§ SUPPLIED ENTRIES
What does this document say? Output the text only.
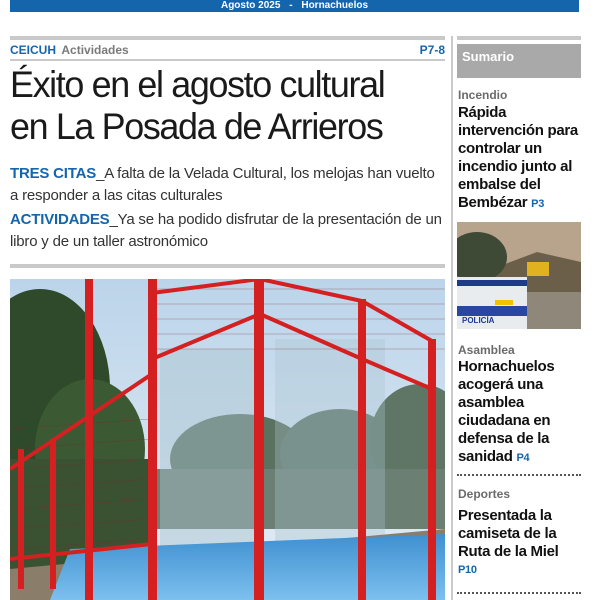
Agosto 2025 - Hornachuelos
CEICUH Actividades	P7-8
Éxito en el agosto cultural
en La Posada de Arrieros
TRES CITAS_A falta de la Velada Cultural, los melojas han vuelto a responder a las citas culturales
ACTIVIDADES_Ya se ha podido disfrutar de la presentación de un libro y de un taller astronómico
Sumario
Incendio
Rápida intervención para controlar un incendio junto al embalse del Bembézar P3
POLICÍA
Asamblea
Hornachuelos acogerá una asamblea ciudadana en defensa de la sanidad P4
Deportes
Presentada la camiseta de la Ruta de la Miel
P10
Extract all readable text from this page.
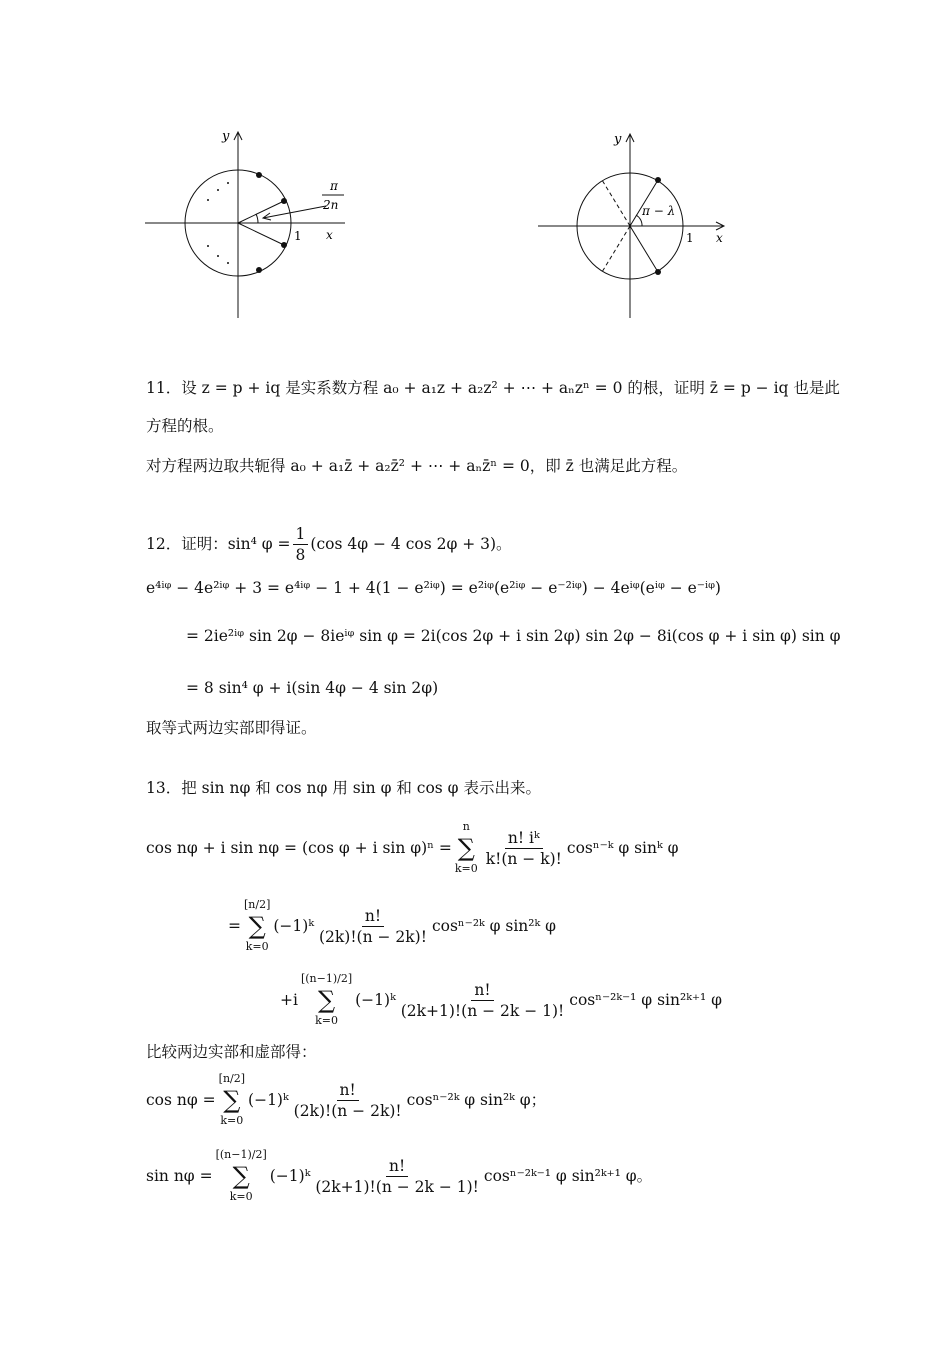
y
x
1
π
2n
y
x
1
π − λ
11．设 z = p + iq 是实系数方程 a₀ + a₁z + a₂z² + ⋯ + aₙzⁿ = 0 的根，证明 z̄ = p − iq 也是此
方程的根。
对方程两边取共轭得 a₀ + a₁z̄ + a₂z̄² + ⋯ + aₙz̄ⁿ = 0，即 z̄ 也满足此方程。
12．证明：sin⁴ $\varphi = \frac{1}{8} (\cos$ 4φ − 4 cos 2φ + 3)。
e⁴ⁱᵠ − 4e²ⁱᵠ + 3 = e⁴ⁱᵠ − 1 + 4(1 − e²ⁱᵠ) = e²ⁱᵠ(e²ⁱᵠ − e⁻²ⁱᵠ) − 4eⁱᵠ(eⁱᵠ − e⁻ⁱᵠ)
= 2ie²ⁱᵠ sin 2φ − 8ieⁱᵠ sin φ = 2i(cos 2φ + i sin 2φ) sin 2φ − 8i(cos φ + i sin φ) sin φ
= 8 sin⁴ φ + i(sin 4φ − 4 sin 2φ)
取等式两边实部即得证。
13．把 sin nφ 和 cos nφ 用 sin φ 和 cos φ 表示出来。
cos nφ + i sin nφ = (cos φ + i sin φ)ⁿ =
n
∑
$k=0 \frac{\text{n! iᵏ}}{k!(n - k)!}$ cosⁿ⁻ᵏ φ sinᵏ φ
=
[n/2]
∑
k=0
(−1)ᵏ $\frac{n!}{(2k)!(n - 2k)!}$ cosⁿ⁻²ᵏ φ sin²ᵏ φ
+i
[(n−1)/2]
∑
k=0
(−1)ᵏ $\frac{n!}{(2k+1)!(n - 2k - 1)!}$ cosⁿ⁻²ᵏ⁻¹ φ sin²ᵏ⁺¹ φ
比较两边实部和虚部得：
cos nφ =
[n/2]
∑
k=0
(−1)ᵏ $\frac{n!}{(2k)!(n - 2k)!}$ cosⁿ⁻²ᵏ φ sin²ᵏ φ；
sin nφ =
[(n−1)/2]
∑
k=0
(−1)ᵏ $\frac{n!}{(2k+1)!(n - 2k - 1)!}$ cosⁿ⁻²ᵏ⁻¹ φ sin²ᵏ⁺¹ φ。
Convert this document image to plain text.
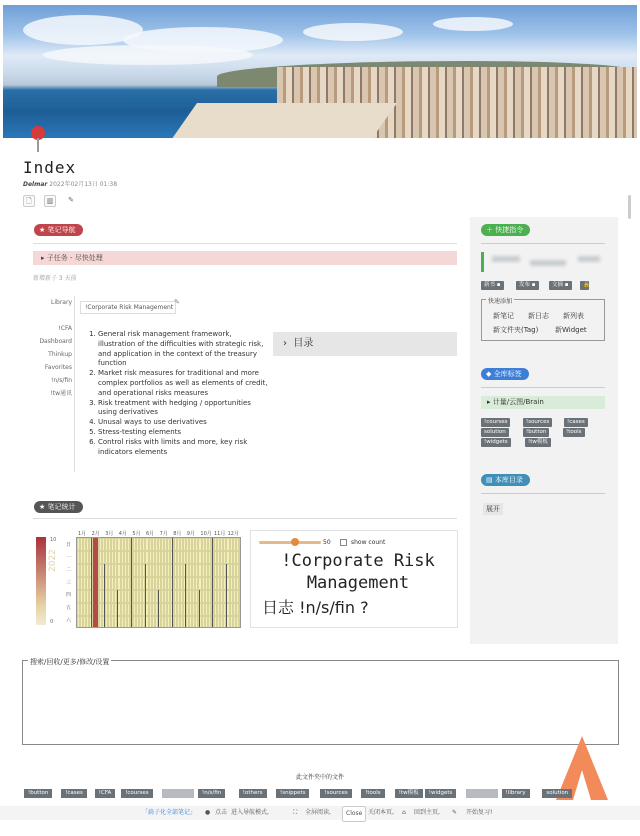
Index
Delmar 2022年02月13日 01:38
🗋	▥	✎
★ 笔记导航
▸ 子任务 - 尽快处理
新增新子 3 天前
Library
!CFA
Dashboard
Thinkup
Favorites
!n/s/fin
!tw通讯
!Corporate Risk Management
✎
1. General risk management framework, illustration of the difficulties with strategic risk, and application in the context of the treasury function
2. Market risk measures for traditional and more complex portfolios as well as elements of credit, and operational risks measures
3. Risk treatment with hedging / opportunities using derivatives
4. Unusal ways to use derivatives
5. Stress-testing elements
6. Control risks with limits and more, key risk indicators elements
› 目录
★ 笔记统计
10
0
2022
日
一
二
三
四
五
六
1月 2月 3月 4月 5月 6月 7月 8月 9月 10月 11月 12月
50	show count
!Corporate Risk Management
日志 !n/s/fin ?
＋ 快捷指令
新书 ▪	发布 ▪	文摘 ▪	🔒
快速添加
新笔记 新日志 新列表
新文件夹(Tag) 新Widget
◆ 全库标签
▸ 计量/云图/Brain
!courses	!sources	!cases
solution	!button	!tools
!widgets	!tw模板
▤ 本库目录
展开
搜索/回收/更多/修改/设置
▸ 高级搜索
▸ 笔记回收
▸ 超级修改
▸ 更多设置
▸ 默认字段
▸ 全局设置
此文件夹中的文件
!button	!cases	!CFA	!courses	!n/s/fin	!others	!snippets	!sources	!tools	!tw模板	!widgets	!library	solution
「扁子化全部笔记」 ● 点击 进入导航模式,	⛶ 全屏阅读,	Close 关闭本页, ⌂ 回到主页, ✎ 开始复习!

§ DIRECTIONS FOR THIS TASK
Copy all the records above exactly, but leave out the pictures.

§ SOLUTION FOR THIS TASK
What does this document say? Output the text only.
Agosto 2025 - Hornachuelos
CEICUH Actividades	P7-8
Éxito en el agosto cultural
en La Posada de Arrieros
TRES CITAS_A falta de la Velada Cultural, los melojas han vuelto a responder a las citas culturales
ACTIVIDADES_Ya se ha podido disfrutar de la presentación de un libro y de un taller astronómico
Sumario
Incendio
Rápida intervención para controlar un incendio junto al embalse del Bembézar P3
POLICÍA
Asamblea
Hornachuelos acogerá una asamblea ciudadana en defensa de la sanidad P4
Deportes
Presentada la camiseta de la Ruta de la Miel
P10
Extract all readable text from this page.
y
x
1
π
2n
y
x
1
π − λ
11．设 z = p + iq 是实系数方程 a₀ + a₁z + a₂z² + ⋯ + aₙzⁿ = 0 的根，证明 z̄ = p − iq 也是此
方程的根。
对方程两边取共轭得 a₀ + a₁z̄ + a₂z̄² + ⋯ + aₙz̄ⁿ = 0，即 z̄ 也满足此方程。
12．证明：sin⁴ $\varphi = \frac{1}{8} (\cos$ 4φ − 4 cos 2φ + 3)。
e⁴ⁱᵠ − 4e²ⁱᵠ + 3 = e⁴ⁱᵠ − 1 + 4(1 − e²ⁱᵠ) = e²ⁱᵠ(e²ⁱᵠ − e⁻²ⁱᵠ) − 4eⁱᵠ(eⁱᵠ − e⁻ⁱᵠ)
= 2ie²ⁱᵠ sin 2φ − 8ieⁱᵠ sin φ = 2i(cos 2φ + i sin 2φ) sin 2φ − 8i(cos φ + i sin φ) sin φ
= 8 sin⁴ φ + i(sin 4φ − 4 sin 2φ)
取等式两边实部即得证。
13．把 sin nφ 和 cos nφ 用 sin φ 和 cos φ 表示出来。
cos nφ + i sin nφ = (cos φ + i sin φ)ⁿ =
n
∑
$k=0 \frac{\text{n! iᵏ}}{k!(n - k)!}$ cosⁿ⁻ᵏ φ sinᵏ φ
=
[n/2]
∑
k=0
(−1)ᵏ $\frac{n!}{(2k)!(n - 2k)!}$ cosⁿ⁻²ᵏ φ sin²ᵏ φ
+i
[(n−1)/2]
∑
k=0
(−1)ᵏ $\frac{n!}{(2k+1)!(n - 2k - 1)!}$ cosⁿ⁻²ᵏ⁻¹ φ sin²ᵏ⁺¹ φ
比较两边实部和虚部得：
cos nφ =
[n/2]
∑
k=0
(−1)ᵏ $\frac{n!}{(2k)!(n - 2k)!}$ cosⁿ⁻²ᵏ φ sin²ᵏ φ；
sin nφ =
[(n−1)/2]
∑
k=0
(−1)ᵏ $\frac{n!}{(2k+1)!(n - 2k - 1)!}$ cosⁿ⁻²ᵏ⁻¹ φ sin²ᵏ⁺¹ φ。
Convert this document image to plain text.
Index
Delmar 2022年02月13日 01:38
🗋	▥	✎
★ 笔记导航
▸ 子任务 - 尽快处理
新增新子 3 天前
Library
!CFA
Dashboard
Thinkup
Favorites
!n/s/fin
!tw通讯
!Corporate Risk Management
✎
1. General risk management framework, illustration of the difficulties with strategic risk, and application in the context of the treasury function
2. Market risk measures for traditional and more complex portfolios as well as elements of credit, and operational risks measures
3. Risk treatment with hedging / opportunities using derivatives
4. Unusal ways to use derivatives
5. Stress-testing elements
6. Control risks with limits and more, key risk indicators elements
› 目录
★ 笔记统计
10
0
2022
日
一
二
三
四
五
六
1月 2月 3月 4月 5月 6月 7月 8月 9月 10月 11月 12月
50	show count
!Corporate Risk Management
日志 !n/s/fin ?
＋ 快捷指令
新书 ▪	发布 ▪	文摘 ▪	🔒
快速添加
新笔记 新日志 新列表
新文件夹(Tag) 新Widget
◆ 全库标签
▸ 计量/云图/Brain
!courses	!sources	!cases
solution	!button	!tools
!widgets	!tw模板
▤ 本库目录
展开
搜索/回收/更多/修改/设置
▸ 高级搜索
▸ 笔记回收
▸ 超级修改
▸ 更多设置
▸ 默认字段
▸ 全局设置
此文件夹中的文件
!button	!cases	!CFA	!courses	!n/s/fin	!others	!snippets	!sources	!tools	!tw模板	!widgets	!library	solution
「扁子化全部笔记」 ● 点击 进入导航模式,	⛶ 全屏阅读,	Close 关闭本页, ⌂ 回到主页, ✎ 开始复习!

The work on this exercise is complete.